> Figure contents as structured data:
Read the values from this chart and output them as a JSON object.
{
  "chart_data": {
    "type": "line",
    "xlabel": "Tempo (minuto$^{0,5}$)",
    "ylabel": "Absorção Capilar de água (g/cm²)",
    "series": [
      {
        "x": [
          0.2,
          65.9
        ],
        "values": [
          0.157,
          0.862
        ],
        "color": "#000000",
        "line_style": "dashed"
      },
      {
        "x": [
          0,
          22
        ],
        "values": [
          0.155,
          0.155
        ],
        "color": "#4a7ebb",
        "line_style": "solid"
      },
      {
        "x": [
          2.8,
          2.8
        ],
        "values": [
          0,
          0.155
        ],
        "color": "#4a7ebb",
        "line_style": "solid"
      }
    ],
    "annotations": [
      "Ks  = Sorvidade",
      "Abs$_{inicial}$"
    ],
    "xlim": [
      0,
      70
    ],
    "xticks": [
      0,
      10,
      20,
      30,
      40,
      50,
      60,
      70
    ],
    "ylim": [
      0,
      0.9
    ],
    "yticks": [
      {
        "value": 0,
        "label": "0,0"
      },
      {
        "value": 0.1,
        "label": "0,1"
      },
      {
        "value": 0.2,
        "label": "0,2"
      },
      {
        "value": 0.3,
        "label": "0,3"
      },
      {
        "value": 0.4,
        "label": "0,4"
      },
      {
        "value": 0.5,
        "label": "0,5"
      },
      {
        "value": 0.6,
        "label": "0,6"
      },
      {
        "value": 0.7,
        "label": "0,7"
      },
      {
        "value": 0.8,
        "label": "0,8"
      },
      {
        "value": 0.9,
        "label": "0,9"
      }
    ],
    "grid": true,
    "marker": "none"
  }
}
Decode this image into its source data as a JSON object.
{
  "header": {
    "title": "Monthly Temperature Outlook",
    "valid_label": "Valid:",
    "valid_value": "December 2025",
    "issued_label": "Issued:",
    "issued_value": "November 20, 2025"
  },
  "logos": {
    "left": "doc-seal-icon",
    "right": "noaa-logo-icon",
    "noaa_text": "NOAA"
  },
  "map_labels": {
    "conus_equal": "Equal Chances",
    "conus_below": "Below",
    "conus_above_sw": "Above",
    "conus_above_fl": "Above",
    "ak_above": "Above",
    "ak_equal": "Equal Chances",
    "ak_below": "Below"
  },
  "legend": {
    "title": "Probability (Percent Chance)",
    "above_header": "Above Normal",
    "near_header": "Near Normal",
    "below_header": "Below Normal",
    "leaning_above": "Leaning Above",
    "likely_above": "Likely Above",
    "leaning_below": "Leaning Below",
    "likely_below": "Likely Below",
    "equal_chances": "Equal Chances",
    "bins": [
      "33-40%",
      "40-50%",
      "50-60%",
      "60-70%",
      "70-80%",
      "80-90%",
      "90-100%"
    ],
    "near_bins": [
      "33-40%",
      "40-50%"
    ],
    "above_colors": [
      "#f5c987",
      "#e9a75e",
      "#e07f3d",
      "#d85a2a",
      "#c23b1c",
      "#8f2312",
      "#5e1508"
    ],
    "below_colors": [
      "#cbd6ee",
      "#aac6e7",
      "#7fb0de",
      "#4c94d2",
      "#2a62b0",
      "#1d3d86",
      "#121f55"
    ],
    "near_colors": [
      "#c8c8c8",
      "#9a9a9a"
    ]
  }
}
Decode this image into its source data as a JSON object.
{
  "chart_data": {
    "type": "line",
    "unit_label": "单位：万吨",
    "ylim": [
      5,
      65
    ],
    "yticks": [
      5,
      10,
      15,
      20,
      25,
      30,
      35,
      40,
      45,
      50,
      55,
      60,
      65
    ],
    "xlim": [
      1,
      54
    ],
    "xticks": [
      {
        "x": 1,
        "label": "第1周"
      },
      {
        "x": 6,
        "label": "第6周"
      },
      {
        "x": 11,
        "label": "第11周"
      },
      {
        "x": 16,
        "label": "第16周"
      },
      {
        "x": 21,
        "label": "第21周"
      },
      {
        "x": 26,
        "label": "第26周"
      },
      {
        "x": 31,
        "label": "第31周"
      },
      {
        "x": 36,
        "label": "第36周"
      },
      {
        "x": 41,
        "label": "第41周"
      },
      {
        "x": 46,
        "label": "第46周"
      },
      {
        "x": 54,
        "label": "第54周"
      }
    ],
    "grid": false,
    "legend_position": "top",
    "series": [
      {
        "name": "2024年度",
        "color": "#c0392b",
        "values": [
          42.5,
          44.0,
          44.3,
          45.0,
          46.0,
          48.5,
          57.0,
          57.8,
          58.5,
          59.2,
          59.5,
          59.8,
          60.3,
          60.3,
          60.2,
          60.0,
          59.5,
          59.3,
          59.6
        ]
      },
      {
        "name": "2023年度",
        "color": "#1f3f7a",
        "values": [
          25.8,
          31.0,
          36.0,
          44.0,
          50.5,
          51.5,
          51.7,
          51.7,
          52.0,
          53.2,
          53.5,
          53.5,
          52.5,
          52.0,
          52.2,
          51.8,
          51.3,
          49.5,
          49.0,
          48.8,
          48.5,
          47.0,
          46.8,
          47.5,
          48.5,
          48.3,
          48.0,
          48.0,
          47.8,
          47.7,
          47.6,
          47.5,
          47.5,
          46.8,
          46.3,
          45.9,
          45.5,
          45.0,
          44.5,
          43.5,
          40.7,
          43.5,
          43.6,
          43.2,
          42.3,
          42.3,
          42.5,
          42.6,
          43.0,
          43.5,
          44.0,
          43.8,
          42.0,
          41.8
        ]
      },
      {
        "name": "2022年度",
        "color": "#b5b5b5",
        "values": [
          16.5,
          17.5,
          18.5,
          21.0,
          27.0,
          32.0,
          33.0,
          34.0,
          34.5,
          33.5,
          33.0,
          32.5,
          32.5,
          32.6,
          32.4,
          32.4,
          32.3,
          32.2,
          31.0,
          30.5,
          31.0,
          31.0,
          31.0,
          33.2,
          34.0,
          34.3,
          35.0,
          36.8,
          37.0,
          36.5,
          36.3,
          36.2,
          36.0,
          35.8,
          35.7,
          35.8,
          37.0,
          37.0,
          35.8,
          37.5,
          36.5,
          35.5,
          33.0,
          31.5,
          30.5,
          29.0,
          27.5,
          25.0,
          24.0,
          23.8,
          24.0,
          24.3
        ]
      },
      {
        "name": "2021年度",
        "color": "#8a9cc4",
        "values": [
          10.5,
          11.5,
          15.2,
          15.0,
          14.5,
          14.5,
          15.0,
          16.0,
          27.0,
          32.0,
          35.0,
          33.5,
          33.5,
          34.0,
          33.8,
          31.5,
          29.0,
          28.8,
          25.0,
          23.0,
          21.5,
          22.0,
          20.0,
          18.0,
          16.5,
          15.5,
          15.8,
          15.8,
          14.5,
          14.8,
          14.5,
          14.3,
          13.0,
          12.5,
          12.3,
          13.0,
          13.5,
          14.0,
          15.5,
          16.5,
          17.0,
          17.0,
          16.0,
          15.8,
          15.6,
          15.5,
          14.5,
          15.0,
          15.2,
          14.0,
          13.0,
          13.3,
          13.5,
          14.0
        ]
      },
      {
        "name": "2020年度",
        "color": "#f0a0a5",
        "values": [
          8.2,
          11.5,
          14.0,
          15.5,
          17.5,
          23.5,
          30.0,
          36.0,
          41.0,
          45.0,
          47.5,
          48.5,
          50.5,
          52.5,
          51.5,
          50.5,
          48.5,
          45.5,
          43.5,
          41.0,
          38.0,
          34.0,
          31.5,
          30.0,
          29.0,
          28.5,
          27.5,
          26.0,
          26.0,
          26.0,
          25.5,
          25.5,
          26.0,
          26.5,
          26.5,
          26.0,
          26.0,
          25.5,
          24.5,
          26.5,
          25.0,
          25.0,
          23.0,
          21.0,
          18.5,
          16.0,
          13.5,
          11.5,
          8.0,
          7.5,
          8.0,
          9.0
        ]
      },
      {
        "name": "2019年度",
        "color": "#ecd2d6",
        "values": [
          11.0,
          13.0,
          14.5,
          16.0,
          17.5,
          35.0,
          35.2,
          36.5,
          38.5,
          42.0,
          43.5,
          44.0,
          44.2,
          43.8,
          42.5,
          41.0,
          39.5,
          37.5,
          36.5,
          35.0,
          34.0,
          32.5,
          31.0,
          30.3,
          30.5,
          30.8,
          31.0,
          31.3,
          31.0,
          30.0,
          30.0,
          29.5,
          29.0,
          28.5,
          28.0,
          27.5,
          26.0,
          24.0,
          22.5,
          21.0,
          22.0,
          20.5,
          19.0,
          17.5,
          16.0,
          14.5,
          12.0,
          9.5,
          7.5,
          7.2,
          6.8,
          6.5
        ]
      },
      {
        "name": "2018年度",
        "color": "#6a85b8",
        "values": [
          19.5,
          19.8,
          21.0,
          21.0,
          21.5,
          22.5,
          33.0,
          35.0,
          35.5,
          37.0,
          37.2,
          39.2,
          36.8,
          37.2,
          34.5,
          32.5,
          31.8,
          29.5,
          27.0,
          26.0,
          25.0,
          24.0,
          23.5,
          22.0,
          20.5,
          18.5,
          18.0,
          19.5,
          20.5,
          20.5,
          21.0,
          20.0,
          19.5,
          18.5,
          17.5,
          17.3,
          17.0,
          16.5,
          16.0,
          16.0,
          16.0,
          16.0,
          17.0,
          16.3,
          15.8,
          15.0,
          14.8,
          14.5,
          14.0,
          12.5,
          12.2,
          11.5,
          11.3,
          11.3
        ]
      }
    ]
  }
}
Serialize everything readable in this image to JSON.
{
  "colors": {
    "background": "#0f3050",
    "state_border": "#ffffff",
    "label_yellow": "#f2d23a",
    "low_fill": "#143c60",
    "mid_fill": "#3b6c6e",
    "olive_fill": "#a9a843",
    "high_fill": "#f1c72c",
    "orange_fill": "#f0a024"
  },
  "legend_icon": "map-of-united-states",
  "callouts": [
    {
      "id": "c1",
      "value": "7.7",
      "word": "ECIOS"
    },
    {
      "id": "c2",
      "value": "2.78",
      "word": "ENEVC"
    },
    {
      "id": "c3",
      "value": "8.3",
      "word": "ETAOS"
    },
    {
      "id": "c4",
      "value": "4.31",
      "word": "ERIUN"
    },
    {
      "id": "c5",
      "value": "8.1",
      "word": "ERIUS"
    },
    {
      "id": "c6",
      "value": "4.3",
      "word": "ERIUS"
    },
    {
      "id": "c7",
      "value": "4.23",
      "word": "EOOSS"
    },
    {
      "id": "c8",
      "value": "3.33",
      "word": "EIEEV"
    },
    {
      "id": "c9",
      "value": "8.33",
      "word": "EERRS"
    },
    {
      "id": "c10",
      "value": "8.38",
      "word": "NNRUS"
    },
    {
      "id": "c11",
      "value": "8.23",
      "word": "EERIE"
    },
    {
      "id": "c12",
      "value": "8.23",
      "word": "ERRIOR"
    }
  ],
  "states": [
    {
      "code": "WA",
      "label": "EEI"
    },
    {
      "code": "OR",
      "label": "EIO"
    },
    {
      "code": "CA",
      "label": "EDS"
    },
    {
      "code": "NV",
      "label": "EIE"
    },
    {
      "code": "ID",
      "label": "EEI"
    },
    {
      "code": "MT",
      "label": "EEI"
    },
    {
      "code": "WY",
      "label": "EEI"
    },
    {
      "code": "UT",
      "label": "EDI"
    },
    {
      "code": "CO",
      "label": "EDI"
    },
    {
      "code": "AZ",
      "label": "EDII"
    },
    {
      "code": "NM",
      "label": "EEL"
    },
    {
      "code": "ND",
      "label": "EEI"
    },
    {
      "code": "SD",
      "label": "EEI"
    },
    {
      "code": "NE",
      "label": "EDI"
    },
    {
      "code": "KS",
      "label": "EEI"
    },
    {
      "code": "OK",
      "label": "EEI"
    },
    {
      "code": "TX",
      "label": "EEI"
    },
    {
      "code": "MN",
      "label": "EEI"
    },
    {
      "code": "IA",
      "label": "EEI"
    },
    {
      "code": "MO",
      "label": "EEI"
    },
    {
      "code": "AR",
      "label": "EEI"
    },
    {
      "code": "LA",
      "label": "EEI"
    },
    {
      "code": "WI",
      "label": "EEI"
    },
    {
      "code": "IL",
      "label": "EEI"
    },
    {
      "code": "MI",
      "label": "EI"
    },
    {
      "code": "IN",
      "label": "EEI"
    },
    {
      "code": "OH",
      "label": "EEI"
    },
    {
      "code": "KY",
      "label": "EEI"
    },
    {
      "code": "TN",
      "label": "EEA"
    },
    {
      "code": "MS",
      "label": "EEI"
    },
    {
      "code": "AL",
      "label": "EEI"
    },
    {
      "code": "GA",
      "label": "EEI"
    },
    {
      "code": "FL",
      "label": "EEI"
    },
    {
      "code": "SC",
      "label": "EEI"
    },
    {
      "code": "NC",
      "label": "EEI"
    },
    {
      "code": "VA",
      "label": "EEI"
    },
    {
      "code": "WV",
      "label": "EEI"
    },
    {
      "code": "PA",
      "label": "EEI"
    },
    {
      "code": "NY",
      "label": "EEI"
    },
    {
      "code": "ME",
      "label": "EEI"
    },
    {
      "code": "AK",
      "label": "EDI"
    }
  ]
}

> PROMPT:
Select every line of the material above holding the word "name" and copy it.

> RESPONSE BELOW:
        "name": "2024年度",
        "name": "2023年度",
        "name": "2022年度",
        "name": "2021年度",
        "name": "2020年度",
        "name": "2019年度",
        "name": "2018年度",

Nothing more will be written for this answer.